** start **

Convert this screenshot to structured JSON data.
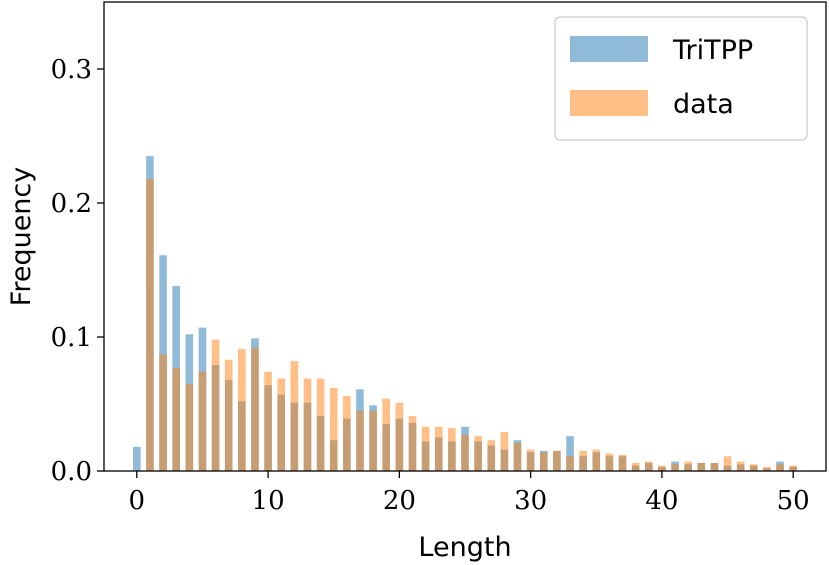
{
  "chart_data": {
    "type": "bar",
    "xlabel": "Length",
    "ylabel": "Frequency",
    "xlim": [
      -2.5,
      52.5
    ],
    "ylim": [
      0,
      0.35
    ],
    "xticks": [
      0,
      10,
      20,
      30,
      40,
      50
    ],
    "yticks": [
      0.0,
      0.1,
      0.2,
      0.3
    ],
    "xtick_labels": [
      "0",
      "10",
      "20",
      "30",
      "40",
      "50"
    ],
    "ytick_labels": [
      "0.0",
      "0.1",
      "0.2",
      "0.3"
    ],
    "grid": false,
    "legend_position": "top-right",
    "x": [
      0,
      1,
      2,
      3,
      4,
      5,
      6,
      7,
      8,
      9,
      10,
      11,
      12,
      13,
      14,
      15,
      16,
      17,
      18,
      19,
      20,
      21,
      22,
      23,
      24,
      25,
      26,
      27,
      28,
      29,
      30,
      31,
      32,
      33,
      34,
      35,
      36,
      37,
      38,
      39,
      40,
      41,
      42,
      43,
      44,
      45,
      46,
      47,
      48,
      49,
      50
    ],
    "series": [
      {
        "name": "TriTPP",
        "color": "#1f77b4",
        "values": [
          0.018,
          0.235,
          0.161,
          0.138,
          0.102,
          0.107,
          0.079,
          0.068,
          0.052,
          0.099,
          0.064,
          0.057,
          0.051,
          0.051,
          0.041,
          0.023,
          0.039,
          0.061,
          0.049,
          0.035,
          0.039,
          0.036,
          0.022,
          0.025,
          0.022,
          0.033,
          0.022,
          0.019,
          0.016,
          0.023,
          0.014,
          0.015,
          0.015,
          0.026,
          0.011,
          0.014,
          0.011,
          0.011,
          0.004,
          0.006,
          0.003,
          0.007,
          0.005,
          0.006,
          0.006,
          0.004,
          0.005,
          0.004,
          0.002,
          0.007,
          0.003
        ]
      },
      {
        "name": "data",
        "color": "#ff7f0e",
        "values": [
          0.0,
          0.218,
          0.087,
          0.077,
          0.065,
          0.074,
          0.098,
          0.083,
          0.091,
          0.092,
          0.074,
          0.069,
          0.082,
          0.069,
          0.069,
          0.062,
          0.056,
          0.045,
          0.045,
          0.054,
          0.051,
          0.041,
          0.033,
          0.033,
          0.032,
          0.027,
          0.026,
          0.023,
          0.029,
          0.021,
          0.016,
          0.014,
          0.015,
          0.011,
          0.015,
          0.016,
          0.013,
          0.012,
          0.006,
          0.007,
          0.004,
          0.005,
          0.007,
          0.006,
          0.006,
          0.011,
          0.007,
          0.005,
          0.003,
          0.005,
          0.004
        ]
      }
    ]
  }
}
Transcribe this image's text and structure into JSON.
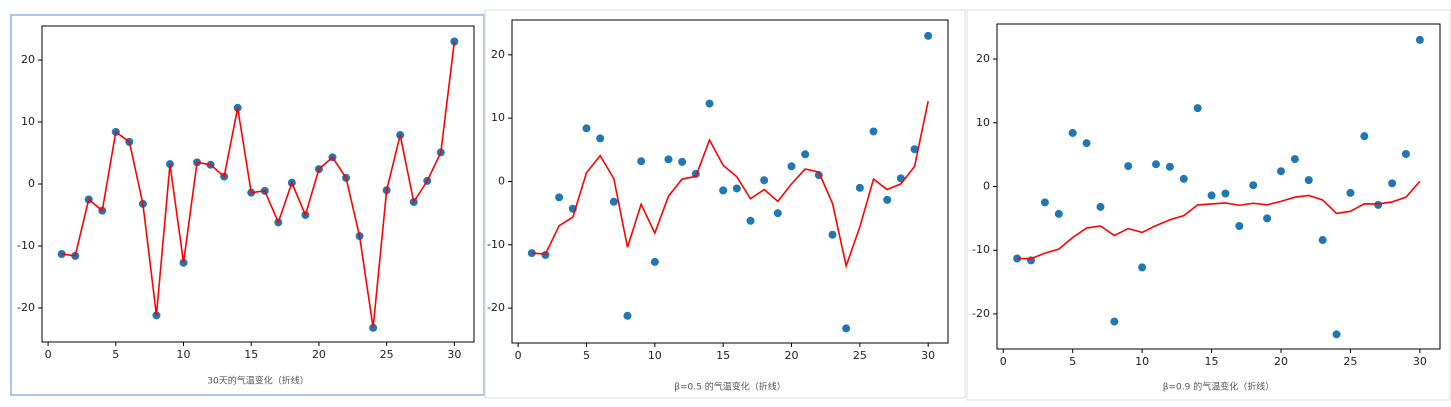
{
  "chart_data": [
    {
      "type": "line",
      "xlabel": "30天的气温变化（折线）",
      "x": [
        1,
        2,
        3,
        4,
        5,
        6,
        7,
        8,
        9,
        10,
        11,
        12,
        13,
        14,
        15,
        16,
        17,
        18,
        19,
        20,
        21,
        22,
        23,
        24,
        25,
        26,
        27,
        28,
        29,
        30
      ],
      "series": [
        {
          "type": "scatter",
          "color": "#1f77b4",
          "values": [
            -11.3,
            -11.6,
            -2.5,
            -4.3,
            8.4,
            6.8,
            -3.2,
            -21.2,
            3.2,
            -12.7,
            3.5,
            3.1,
            1.2,
            12.3,
            -1.4,
            -1.1,
            -6.2,
            0.2,
            -5.0,
            2.4,
            4.3,
            1.0,
            -8.4,
            -23.2,
            -1.0,
            7.9,
            -2.9,
            0.5,
            5.1,
            23.0
          ]
        },
        {
          "type": "line",
          "color": "#ff0000",
          "values": [
            -11.3,
            -11.6,
            -2.5,
            -4.3,
            8.4,
            6.8,
            -3.2,
            -21.2,
            3.2,
            -12.7,
            3.5,
            3.1,
            1.2,
            12.3,
            -1.4,
            -1.1,
            -6.2,
            0.2,
            -5.0,
            2.4,
            4.3,
            1.0,
            -8.4,
            -23.2,
            -1.0,
            7.9,
            -2.9,
            0.5,
            5.1,
            23.0
          ]
        }
      ],
      "xlim": [
        -0.45,
        31.45
      ],
      "xticks": [
        0,
        5,
        10,
        15,
        20,
        25,
        30
      ],
      "ylim": [
        -25.5,
        25.5
      ],
      "yticks": [
        -20,
        -10,
        0,
        10,
        20
      ],
      "grid": false
    },
    {
      "type": "line",
      "xlabel": "β=0.5 的气温变化（折线）",
      "x": [
        1,
        2,
        3,
        4,
        5,
        6,
        7,
        8,
        9,
        10,
        11,
        12,
        13,
        14,
        15,
        16,
        17,
        18,
        19,
        20,
        21,
        22,
        23,
        24,
        25,
        26,
        27,
        28,
        29,
        30
      ],
      "series": [
        {
          "type": "scatter",
          "color": "#1f77b4",
          "values": [
            -11.3,
            -11.6,
            -2.5,
            -4.3,
            8.4,
            6.8,
            -3.2,
            -21.2,
            3.2,
            -12.7,
            3.5,
            3.1,
            1.2,
            12.3,
            -1.4,
            -1.1,
            -6.2,
            0.2,
            -5.0,
            2.4,
            4.3,
            1.0,
            -8.4,
            -23.2,
            -1.0,
            7.9,
            -2.9,
            0.5,
            5.1,
            23.0
          ]
        },
        {
          "type": "line",
          "color": "#ff0000",
          "values": [
            -11.3,
            -11.45,
            -6.98,
            -5.64,
            1.38,
            4.09,
            0.45,
            -10.38,
            -3.59,
            -8.14,
            -2.32,
            0.39,
            0.8,
            6.55,
            2.57,
            0.74,
            -2.73,
            -1.27,
            -3.13,
            -0.37,
            1.97,
            1.48,
            -3.46,
            -13.33,
            -7.17,
            0.37,
            -1.27,
            -0.38,
            2.36,
            12.68
          ]
        }
      ],
      "xlim": [
        -0.45,
        31.45
      ],
      "xticks": [
        0,
        5,
        10,
        15,
        20,
        25,
        30
      ],
      "ylim": [
        -25.5,
        25.5
      ],
      "yticks": [
        -20,
        -10,
        0,
        10,
        20
      ],
      "grid": false
    },
    {
      "type": "line",
      "xlabel": "β=0.9 的气温变化（折线）",
      "x": [
        1,
        2,
        3,
        4,
        5,
        6,
        7,
        8,
        9,
        10,
        11,
        12,
        13,
        14,
        15,
        16,
        17,
        18,
        19,
        20,
        21,
        22,
        23,
        24,
        25,
        26,
        27,
        28,
        29,
        30
      ],
      "series": [
        {
          "type": "scatter",
          "color": "#1f77b4",
          "values": [
            -11.3,
            -11.6,
            -2.5,
            -4.3,
            8.4,
            6.8,
            -3.2,
            -21.2,
            3.2,
            -12.7,
            3.5,
            3.1,
            1.2,
            12.3,
            -1.4,
            -1.1,
            -6.2,
            0.2,
            -5.0,
            2.4,
            4.3,
            1.0,
            -8.4,
            -23.2,
            -1.0,
            7.9,
            -2.9,
            0.5,
            5.1,
            23.0
          ]
        },
        {
          "type": "line",
          "color": "#ff0000",
          "values": [
            -11.3,
            -11.33,
            -10.45,
            -9.83,
            -8.0,
            -6.52,
            -6.19,
            -7.69,
            -6.6,
            -7.21,
            -6.14,
            -5.22,
            -4.58,
            -2.89,
            -2.74,
            -2.58,
            -2.94,
            -2.63,
            -2.87,
            -2.34,
            -1.68,
            -1.41,
            -2.11,
            -4.22,
            -3.9,
            -2.72,
            -2.74,
            -2.42,
            -1.67,
            0.8
          ]
        }
      ],
      "xlim": [
        -0.45,
        31.45
      ],
      "xticks": [
        0,
        5,
        10,
        15,
        20,
        25,
        30
      ],
      "ylim": [
        -25.5,
        25.5
      ],
      "yticks": [
        -20,
        -10,
        0,
        10,
        20
      ],
      "grid": false
    }
  ]
}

** end **

= Directions for this task =
From the entries above, extract every line where the word "xlabel" appears.

= Complete response =
    "xlabel": "Length",
      "xlabel": "30天的气温变化（折线）",
      "xlabel": "β=0.5 的气温变化（折线）",
      "xlabel": "β=0.9 的气温变化（折线）",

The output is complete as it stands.